▶ _What the task asks_: All records must be quoted exactly. Omit the pictures.

★ ★ ★

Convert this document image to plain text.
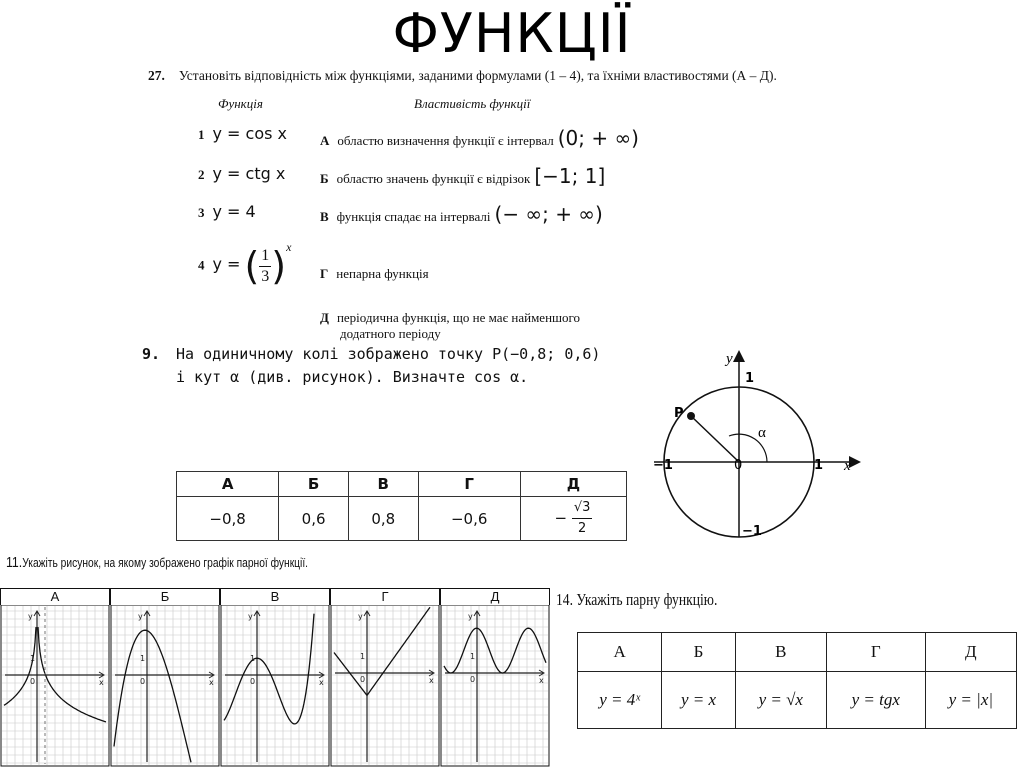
ФУНКЦІЇ
27. Установіть відповідність між функціями, заданими формулами (1 – 4), та їхніми властивостями (А – Д).
Функція	Властивість функції
1 y = cos x
2 y = ctg x
3 y = 4
4 y = ( $\frac{1}{3} )^x$
А областю визначення функції є інтервал (0; + ∞)
Б областю значень функції є відрізок [−1; 1]
В функція спадає на інтервалі (− ∞; + ∞)
Г непарна функція
Д періодична функція, що не має найменшого
додатного періоду
9. На одиничному колі зображено точку P(−0,8; 0,6)
і кут α (див. рисунок). Визначте cos α.
А	Б	В	Г	Д
−0,8	0,6	0,8	−0,6	− $\frac{√3}{2}$
y
x
0
1
1
−1
−1
P
α
11.Укажіть рисунок, на якому зображено графік парної функції.
А	Б	В	Г	Д
y
x
0
1
y
x
0
1
y
x
0
1
y
x
0
1
y
x
0
1
14. Укажіть парну функцію.
А	Б	В	Г	Д
y = 4ˣ	y = x	y = √x	y = tgx	y = |x|
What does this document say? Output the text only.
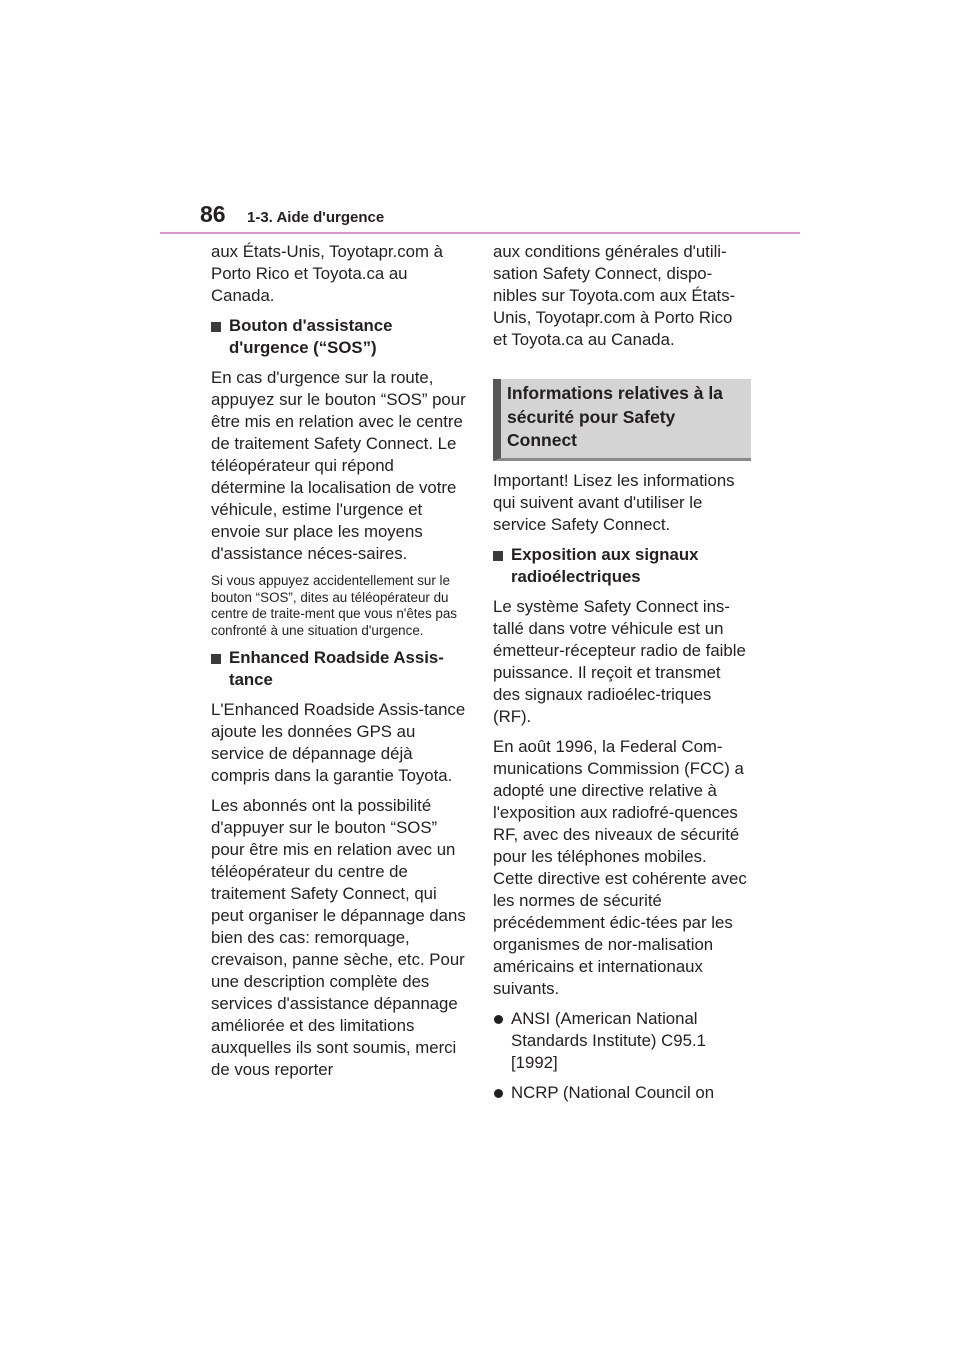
86 1-3. Aide d'urgence

aux États-Unis, Toyotapr.com à Porto Rico et Toyota.ca au Canada.

Bouton d'assistance d'urgence (“SOS”)

En cas d'urgence sur la route, appuyez sur le bouton “SOS” pour être mis en relation avec le centre de traitement Safety Connect. Le téléopérateur qui répond détermine la localisation de votre véhicule, estime l'urgence et envoie sur place les moyens d'assistance néces-saires.

Si vous appuyez accidentellement sur le bouton “SOS”, dites au téléopérateur du centre de traite-ment que vous n'êtes pas confronté à une situation d'urgence.

Enhanced Roadside Assis-tance

L'Enhanced Roadside Assis-tance ajoute les données GPS au service de dépannage déjà compris dans la garantie Toyota.

Les abonnés ont la possibilité d'appuyer sur le bouton “SOS” pour être mis en relation avec un téléopérateur du centre de traitement Safety Connect, qui peut organiser le dépannage dans bien des cas: remorquage, crevaison, panne sèche, etc. Pour une description complète des services d'assistance dépannage améliorée et des limitations auxquelles ils sont soumis, merci de vous reporter

aux conditions générales d'utili-sation Safety Connect, dispo-nibles sur Toyota.com aux États-Unis, Toyotapr.com à Porto Rico et Toyota.ca au Canada.

Informations relatives à la sécurité pour Safety Connect

Important! Lisez les informations qui suivent avant d'utiliser le service Safety Connect.

Exposition aux signaux radioélectriques

Le système Safety Connect ins-tallé dans votre véhicule est un émetteur-récepteur radio de faible puissance. Il reçoit et transmet des signaux radioélec-triques (RF).

En août 1996, la Federal Com-munications Commission (FCC) a adopté une directive relative à l'exposition aux radiofré-quences RF, avec des niveaux de sécurité pour les téléphones mobiles. Cette directive est cohérente avec les normes de sécurité précédemment édic-tées par les organismes de nor-malisation américains et internationaux suivants.

ANSI (American National Standards Institute) C95.1 [1992]
NCRP (National Council on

★ ★ ★

▶ _Task solution_:
Convert this document image to plain text.
ФУНКЦІЇ
27. Установіть відповідність між функціями, заданими формулами (1 – 4), та їхніми властивостями (А – Д).
Функція	Властивість функції
1 y = cos x
2 y = ctg x
3 y = 4
4 y = ( $\frac{1}{3} )^x$
А областю визначення функції є інтервал (0; + ∞)
Б областю значень функції є відрізок [−1; 1]
В функція спадає на інтервалі (− ∞; + ∞)
Г непарна функція
Д періодична функція, що не має найменшого
додатного періоду
9. На одиничному колі зображено точку P(−0,8; 0,6)
і кут α (див. рисунок). Визначте cos α.
А	Б	В	Г	Д
−0,8	0,6	0,8	−0,6	− $\frac{√3}{2}$
y
x
0
1
1
−1
−1
P
α
11.Укажіть рисунок, на якому зображено графік парної функції.
А	Б	В	Г	Д
y
x
0
1
y
x
0
1
y
x
0
1
y
x
0
1
y
x
0
1
14. Укажіть парну функцію.
А	Б	В	Г	Д
y = 4ˣ	y = x	y = √x	y = tgx	y = |x|
What does this document say? Output the text only.
86 1-3. Aide d'urgence

aux États-Unis, Toyotapr.com à Porto Rico et Toyota.ca au Canada.

Bouton d'assistance d'urgence (“SOS”)

En cas d'urgence sur la route, appuyez sur le bouton “SOS” pour être mis en relation avec le centre de traitement Safety Connect. Le téléopérateur qui répond détermine la localisation de votre véhicule, estime l'urgence et envoie sur place les moyens d'assistance néces-saires.

Si vous appuyez accidentellement sur le bouton “SOS”, dites au téléopérateur du centre de traite-ment que vous n'êtes pas confronté à une situation d'urgence.

Enhanced Roadside Assis-tance

L'Enhanced Roadside Assis-tance ajoute les données GPS au service de dépannage déjà compris dans la garantie Toyota.

Les abonnés ont la possibilité d'appuyer sur le bouton “SOS” pour être mis en relation avec un téléopérateur du centre de traitement Safety Connect, qui peut organiser le dépannage dans bien des cas: remorquage, crevaison, panne sèche, etc. Pour une description complète des services d'assistance dépannage améliorée et des limitations auxquelles ils sont soumis, merci de vous reporter

aux conditions générales d'utili-sation Safety Connect, dispo-nibles sur Toyota.com aux États-Unis, Toyotapr.com à Porto Rico et Toyota.ca au Canada.

Informations relatives à la sécurité pour Safety Connect

Important! Lisez les informations qui suivent avant d'utiliser le service Safety Connect.

Exposition aux signaux radioélectriques

Le système Safety Connect ins-tallé dans votre véhicule est un émetteur-récepteur radio de faible puissance. Il reçoit et transmet des signaux radioélec-triques (RF).

En août 1996, la Federal Com-munications Commission (FCC) a adopté une directive relative à l'exposition aux radiofré-quences RF, avec des niveaux de sécurité pour les téléphones mobiles. Cette directive est cohérente avec les normes de sécurité précédemment édic-tées par les organismes de nor-malisation américains et internationaux suivants.

ANSI (American National Standards Institute) C95.1 [1992]
NCRP (National Council on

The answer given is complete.